▸ GIVEN EXERCISE
Print all the records exactly, please.

▸ PROVIDED DATA
= = =

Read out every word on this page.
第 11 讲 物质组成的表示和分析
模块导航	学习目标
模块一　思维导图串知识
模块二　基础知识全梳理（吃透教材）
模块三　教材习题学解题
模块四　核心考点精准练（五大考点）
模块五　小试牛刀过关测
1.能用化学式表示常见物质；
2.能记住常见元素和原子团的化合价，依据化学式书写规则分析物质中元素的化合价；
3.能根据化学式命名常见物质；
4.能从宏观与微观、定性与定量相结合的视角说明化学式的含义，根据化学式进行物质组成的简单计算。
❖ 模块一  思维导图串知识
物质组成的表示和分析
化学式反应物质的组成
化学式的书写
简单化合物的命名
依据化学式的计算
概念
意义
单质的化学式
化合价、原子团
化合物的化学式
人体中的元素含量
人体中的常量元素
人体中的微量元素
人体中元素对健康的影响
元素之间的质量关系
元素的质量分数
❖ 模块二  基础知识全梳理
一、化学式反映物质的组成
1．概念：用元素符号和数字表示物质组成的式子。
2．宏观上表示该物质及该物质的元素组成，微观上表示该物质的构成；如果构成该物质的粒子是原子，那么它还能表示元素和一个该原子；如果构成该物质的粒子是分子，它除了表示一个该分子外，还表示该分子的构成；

= = =

▸ OUTPUT
Read out every word on this page.
第 11 讲 物质组成的表示和分析
模块导航	学习目标
模块一　思维导图串知识
模块二　基础知识全梳理（吃透教材）
模块三　教材习题学解题
模块四　核心考点精准练（五大考点）
模块五　小试牛刀过关测
1.能用化学式表示常见物质；
2.能记住常见元素和原子团的化合价，依据化学式书写规则分析物质中元素的化合价；
3.能根据化学式命名常见物质；
4.能从宏观与微观、定性与定量相结合的视角说明化学式的含义，根据化学式进行物质组成的简单计算。
❖ 模块一  思维导图串知识
物质组成的表示和分析
化学式反应物质的组成
化学式的书写
简单化合物的命名
依据化学式的计算
概念
意义
单质的化学式
化合价、原子团
化合物的化学式
人体中的元素含量
人体中的常量元素
人体中的微量元素
人体中元素对健康的影响
元素之间的质量关系
元素的质量分数
❖ 模块二  基础知识全梳理
一、化学式反映物质的组成
1．概念：用元素符号和数字表示物质组成的式子。
2．宏观上表示该物质及该物质的元素组成，微观上表示该物质的构成；如果构成该物质的粒子是原子，那么它还能表示元素和一个该原子；如果构成该物质的粒子是分子，它除了表示一个该分子外，还表示该分子的构成；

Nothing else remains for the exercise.